■ LISTED RECORDS
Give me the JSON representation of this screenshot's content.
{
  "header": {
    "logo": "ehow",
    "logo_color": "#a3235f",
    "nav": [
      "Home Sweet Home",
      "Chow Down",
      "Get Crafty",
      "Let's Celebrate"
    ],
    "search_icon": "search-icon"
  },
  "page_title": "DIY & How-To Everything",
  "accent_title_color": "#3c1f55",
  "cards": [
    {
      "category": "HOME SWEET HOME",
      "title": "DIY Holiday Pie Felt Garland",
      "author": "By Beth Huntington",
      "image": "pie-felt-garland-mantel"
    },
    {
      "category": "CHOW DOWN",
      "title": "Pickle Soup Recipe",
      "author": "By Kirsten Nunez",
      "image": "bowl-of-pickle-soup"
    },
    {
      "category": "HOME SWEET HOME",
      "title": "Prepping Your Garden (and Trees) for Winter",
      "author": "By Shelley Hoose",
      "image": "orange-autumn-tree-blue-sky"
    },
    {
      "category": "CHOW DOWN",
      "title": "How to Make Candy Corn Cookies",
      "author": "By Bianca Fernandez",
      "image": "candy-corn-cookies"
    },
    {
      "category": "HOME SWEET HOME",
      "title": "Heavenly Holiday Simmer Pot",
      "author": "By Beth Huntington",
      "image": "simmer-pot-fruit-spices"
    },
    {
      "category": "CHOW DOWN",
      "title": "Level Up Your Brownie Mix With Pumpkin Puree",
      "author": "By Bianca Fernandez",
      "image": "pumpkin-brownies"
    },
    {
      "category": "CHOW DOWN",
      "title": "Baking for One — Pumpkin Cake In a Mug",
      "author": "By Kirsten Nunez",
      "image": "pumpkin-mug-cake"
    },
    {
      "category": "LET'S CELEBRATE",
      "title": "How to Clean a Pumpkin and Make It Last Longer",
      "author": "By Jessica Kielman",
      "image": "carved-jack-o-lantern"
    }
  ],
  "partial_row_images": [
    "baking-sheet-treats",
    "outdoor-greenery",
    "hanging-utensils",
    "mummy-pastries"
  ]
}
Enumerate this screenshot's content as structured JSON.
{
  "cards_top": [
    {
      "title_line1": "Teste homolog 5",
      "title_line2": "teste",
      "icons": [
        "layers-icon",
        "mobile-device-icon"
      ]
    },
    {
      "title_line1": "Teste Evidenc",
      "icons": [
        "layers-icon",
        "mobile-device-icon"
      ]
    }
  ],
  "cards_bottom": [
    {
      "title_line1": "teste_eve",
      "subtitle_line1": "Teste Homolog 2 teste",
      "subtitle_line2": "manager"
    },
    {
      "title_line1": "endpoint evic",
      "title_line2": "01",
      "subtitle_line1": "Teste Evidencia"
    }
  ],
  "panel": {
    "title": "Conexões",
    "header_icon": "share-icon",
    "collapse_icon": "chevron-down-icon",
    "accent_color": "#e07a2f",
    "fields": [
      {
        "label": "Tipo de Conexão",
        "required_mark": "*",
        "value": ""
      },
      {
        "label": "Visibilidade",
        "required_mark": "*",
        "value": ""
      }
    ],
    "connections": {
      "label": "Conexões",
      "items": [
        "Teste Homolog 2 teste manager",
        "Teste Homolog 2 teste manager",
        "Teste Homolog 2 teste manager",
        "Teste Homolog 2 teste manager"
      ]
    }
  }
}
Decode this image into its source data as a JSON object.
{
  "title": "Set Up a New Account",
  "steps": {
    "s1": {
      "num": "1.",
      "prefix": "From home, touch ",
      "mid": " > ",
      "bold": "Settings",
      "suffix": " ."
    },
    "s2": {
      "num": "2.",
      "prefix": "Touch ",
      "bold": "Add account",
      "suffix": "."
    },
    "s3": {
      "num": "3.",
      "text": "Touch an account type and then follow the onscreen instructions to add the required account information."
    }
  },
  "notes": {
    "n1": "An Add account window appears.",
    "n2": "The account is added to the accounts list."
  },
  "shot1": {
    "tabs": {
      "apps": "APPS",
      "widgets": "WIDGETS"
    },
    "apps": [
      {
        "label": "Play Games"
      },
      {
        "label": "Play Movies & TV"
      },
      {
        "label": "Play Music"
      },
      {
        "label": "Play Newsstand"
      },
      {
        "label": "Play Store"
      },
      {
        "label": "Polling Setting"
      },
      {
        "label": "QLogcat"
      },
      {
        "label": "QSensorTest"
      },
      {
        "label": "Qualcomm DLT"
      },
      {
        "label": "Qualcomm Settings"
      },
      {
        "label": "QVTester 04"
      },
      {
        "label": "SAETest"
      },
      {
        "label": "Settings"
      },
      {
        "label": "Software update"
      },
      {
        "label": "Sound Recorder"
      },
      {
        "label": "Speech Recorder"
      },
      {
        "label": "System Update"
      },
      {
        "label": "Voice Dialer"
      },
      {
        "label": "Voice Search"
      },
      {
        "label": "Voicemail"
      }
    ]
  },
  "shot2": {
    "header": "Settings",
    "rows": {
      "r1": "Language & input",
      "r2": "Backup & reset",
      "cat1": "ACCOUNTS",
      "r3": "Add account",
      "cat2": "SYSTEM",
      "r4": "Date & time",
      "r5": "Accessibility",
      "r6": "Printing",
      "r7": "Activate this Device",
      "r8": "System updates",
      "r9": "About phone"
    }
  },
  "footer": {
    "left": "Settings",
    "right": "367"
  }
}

■ WHAT THE TASK ASKS
Transcribe the whole listing with nothing added or left out.

■ COMPLETED TASK
Give me the JSON representation of this screenshot's content.
{
  "header": {
    "logo": "ehow",
    "logo_color": "#a3235f",
    "nav": [
      "Home Sweet Home",
      "Chow Down",
      "Get Crafty",
      "Let's Celebrate"
    ],
    "search_icon": "search-icon"
  },
  "page_title": "DIY & How-To Everything",
  "accent_title_color": "#3c1f55",
  "cards": [
    {
      "category": "HOME SWEET HOME",
      "title": "DIY Holiday Pie Felt Garland",
      "author": "By Beth Huntington",
      "image": "pie-felt-garland-mantel"
    },
    {
      "category": "CHOW DOWN",
      "title": "Pickle Soup Recipe",
      "author": "By Kirsten Nunez",
      "image": "bowl-of-pickle-soup"
    },
    {
      "category": "HOME SWEET HOME",
      "title": "Prepping Your Garden (and Trees) for Winter",
      "author": "By Shelley Hoose",
      "image": "orange-autumn-tree-blue-sky"
    },
    {
      "category": "CHOW DOWN",
      "title": "How to Make Candy Corn Cookies",
      "author": "By Bianca Fernandez",
      "image": "candy-corn-cookies"
    },
    {
      "category": "HOME SWEET HOME",
      "title": "Heavenly Holiday Simmer Pot",
      "author": "By Beth Huntington",
      "image": "simmer-pot-fruit-spices"
    },
    {
      "category": "CHOW DOWN",
      "title": "Level Up Your Brownie Mix With Pumpkin Puree",
      "author": "By Bianca Fernandez",
      "image": "pumpkin-brownies"
    },
    {
      "category": "CHOW DOWN",
      "title": "Baking for One — Pumpkin Cake In a Mug",
      "author": "By Kirsten Nunez",
      "image": "pumpkin-mug-cake"
    },
    {
      "category": "LET'S CELEBRATE",
      "title": "How to Clean a Pumpkin and Make It Last Longer",
      "author": "By Jessica Kielman",
      "image": "carved-jack-o-lantern"
    }
  ],
  "partial_row_images": [
    "baking-sheet-treats",
    "outdoor-greenery",
    "hanging-utensils",
    "mummy-pastries"
  ]
}
Enumerate this screenshot's content as structured JSON.
{
  "cards_top": [
    {
      "title_line1": "Teste homolog 5",
      "title_line2": "teste",
      "icons": [
        "layers-icon",
        "mobile-device-icon"
      ]
    },
    {
      "title_line1": "Teste Evidenc",
      "icons": [
        "layers-icon",
        "mobile-device-icon"
      ]
    }
  ],
  "cards_bottom": [
    {
      "title_line1": "teste_eve",
      "subtitle_line1": "Teste Homolog 2 teste",
      "subtitle_line2": "manager"
    },
    {
      "title_line1": "endpoint evic",
      "title_line2": "01",
      "subtitle_line1": "Teste Evidencia"
    }
  ],
  "panel": {
    "title": "Conexões",
    "header_icon": "share-icon",
    "collapse_icon": "chevron-down-icon",
    "accent_color": "#e07a2f",
    "fields": [
      {
        "label": "Tipo de Conexão",
        "required_mark": "*",
        "value": ""
      },
      {
        "label": "Visibilidade",
        "required_mark": "*",
        "value": ""
      }
    ],
    "connections": {
      "label": "Conexões",
      "items": [
        "Teste Homolog 2 teste manager",
        "Teste Homolog 2 teste manager",
        "Teste Homolog 2 teste manager",
        "Teste Homolog 2 teste manager"
      ]
    }
  }
}
Decode this image into its source data as a JSON object.
{
  "title": "Set Up a New Account",
  "steps": {
    "s1": {
      "num": "1.",
      "prefix": "From home, touch ",
      "mid": " > ",
      "bold": "Settings",
      "suffix": " ."
    },
    "s2": {
      "num": "2.",
      "prefix": "Touch ",
      "bold": "Add account",
      "suffix": "."
    },
    "s3": {
      "num": "3.",
      "text": "Touch an account type and then follow the onscreen instructions to add the required account information."
    }
  },
  "notes": {
    "n1": "An Add account window appears.",
    "n2": "The account is added to the accounts list."
  },
  "shot1": {
    "tabs": {
      "apps": "APPS",
      "widgets": "WIDGETS"
    },
    "apps": [
      {
        "label": "Play Games"
      },
      {
        "label": "Play Movies & TV"
      },
      {
        "label": "Play Music"
      },
      {
        "label": "Play Newsstand"
      },
      {
        "label": "Play Store"
      },
      {
        "label": "Polling Setting"
      },
      {
        "label": "QLogcat"
      },
      {
        "label": "QSensorTest"
      },
      {
        "label": "Qualcomm DLT"
      },
      {
        "label": "Qualcomm Settings"
      },
      {
        "label": "QVTester 04"
      },
      {
        "label": "SAETest"
      },
      {
        "label": "Settings"
      },
      {
        "label": "Software update"
      },
      {
        "label": "Sound Recorder"
      },
      {
        "label": "Speech Recorder"
      },
      {
        "label": "System Update"
      },
      {
        "label": "Voice Dialer"
      },
      {
        "label": "Voice Search"
      },
      {
        "label": "Voicemail"
      }
    ]
  },
  "shot2": {
    "header": "Settings",
    "rows": {
      "r1": "Language & input",
      "r2": "Backup & reset",
      "cat1": "ACCOUNTS",
      "r3": "Add account",
      "cat2": "SYSTEM",
      "r4": "Date & time",
      "r5": "Accessibility",
      "r6": "Printing",
      "r7": "Activate this Device",
      "r8": "System updates",
      "r9": "About phone"
    }
  },
  "footer": {
    "left": "Settings",
    "right": "367"
  }
}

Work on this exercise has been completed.